ПРЕДОСТАВЛЕННЫЙ ОТРЫВОК:
Русский модернизм и его наследие: Коллективная монография в честь 70-летия Н. А. Богомолова — страница 52 из 141

[579]. Однако не только литературно-художественные журналы, но и другие виды печатных изданий вносили свой, и довольно существенный, вклад в осмысление литературного процесса, что наглядно представлено Н. А. Богомоловым на материале книг стихов и альманахов[580].

Попробуем продолжить этот ряд еще одним важным документом того времени – первой зарубежной антологией русских поэтов ХХ века «Новый русский Парнас», выпущенной Иоганессом фон Гюнтером в Берлине в 1911 году. Примечательна тут как композиция книги (сам выбор поэтов, их расположение, количество и отбор текстов), так и ее предисловие «Введение в современную русскую лирику», публиковавшееся до сих пор на русском языке лишь частично[581].

[Записи визуальной разметки]
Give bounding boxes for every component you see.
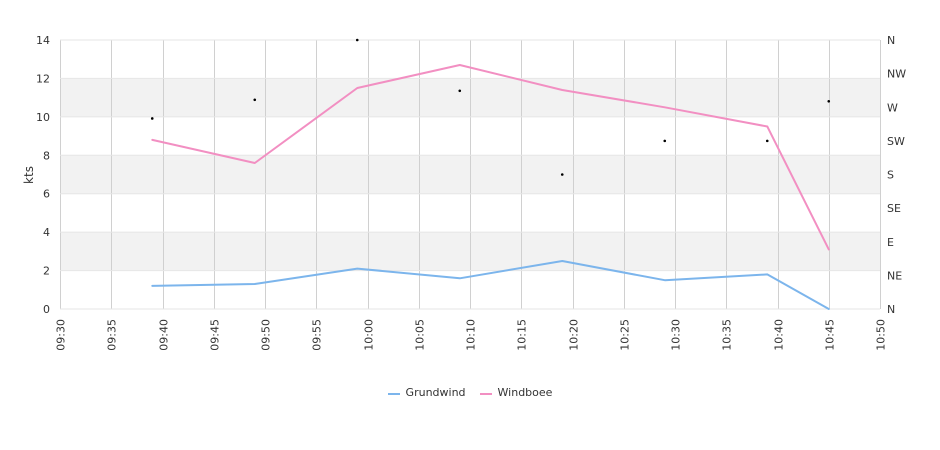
x-tick-label: 10:20 [568,319,581,351]
x-axis-labels: 09:30 09:35 09:40 09:45 09:50 09:55 10:00 10:05… [55,319,888,351]
direction-tick-label: NW [887,68,906,81]
legend-label-grundwind: Grundwind [405,386,466,399]
y-tick-label: 4 [43,226,50,239]
direction-tick-label: E [887,236,894,249]
x-tick-label: 09:45 [209,319,222,351]
y-tick-label: 14 [36,34,50,47]
direction-tick-label: S [887,169,894,182]
left-axis-labels: 0 2 4 6 8 10 12 14 [36,34,50,316]
direction-point [560,173,564,176]
x-tick-label: 09:30 [55,319,68,351]
direction-point [458,89,462,93]
series-line-grundwind [151,260,830,310]
y-tick-label: 2 [43,265,50,278]
x-tick-label: 10:50 [875,319,888,351]
direction-tick-label: SW [887,135,905,148]
direction-tick-label: W [887,101,898,114]
legend-swatch-windboee [479,392,492,395]
legend-item-windboee[interactable]: Windboee [479,386,553,399]
x-tick-label: 10:00 [363,319,376,351]
right-axis-labels: N NE E SE S SW W NW N [887,34,906,316]
y-tick-label: 8 [43,149,50,162]
legend-label-windboee: Windboee [497,386,553,399]
series-group [150,38,831,310]
legend-swatch-grundwind [387,392,400,395]
x-tick-label: 10:30 [670,319,683,351]
direction-point [765,139,769,143]
direction-tick-label: N [887,303,895,316]
x-tick-label: 10:25 [619,319,632,351]
y-tick-label: 12 [36,72,50,85]
x-tick-label: 10:10 [465,319,478,351]
y-axis-title: kts [22,166,36,184]
x-tick-label: 10:35 [721,319,734,351]
y-tick-label: 6 [43,188,50,201]
direction-point [150,117,154,120]
legend-item-grundwind[interactable]: Grundwind [387,386,466,399]
x-tick-label: 10:05 [414,319,427,351]
direction-point [663,139,667,143]
y-tick-label: 0 [43,303,50,316]
x-tick-label: 09:50 [260,319,273,351]
horizontal-gridlines [60,39,880,310]
direction-point [827,99,831,103]
vertical-gridlines [60,40,881,309]
series-line-windboee [151,64,830,251]
x-tick-label: 09:40 [158,319,171,351]
direction-point [355,38,359,42]
direction-point [253,98,257,102]
direction-tick-label: SE [887,202,901,215]
x-tick-label: 09:35 [106,319,119,351]
direction-tick-label: NE [887,269,902,282]
x-tick-label: 10:15 [516,319,529,351]
x-tick-label: 10:45 [824,319,837,351]
x-tick-label: 09:55 [311,319,324,351]
y-tick-label: 10 [36,111,50,124]
legend: Grundwind Windboee [0,386,940,399]
x-tick-label: 10:40 [773,319,786,351]
direction-tick-label: N [887,34,895,47]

ЗАДАНИЯ:
- A) Выпишите из отрывка фрагмент от «Русский модернизм и» до «стихов и альманахов[580].» включительно.
- B) Пожалуйста, перечислите все номера сносок в квадратных скобках, которые встречаются в отрывке.

ОТВЕТЫ К ЗАДАНИЯМ:
- A)
Русский модернизм и его наследие: Коллективная монография в честь 70-летия Н. А. Богомолова — страница 52 из 141

[579]. Однако не только литературно-художественные журналы, но и другие виды печатных изданий вносили свой, и довольно существенный, вклад в осмысление литературного процесса, что наглядно представлено Н. А. Богомоловым на материале книг стихов и альманахов[580].

- B) 579, 580, 581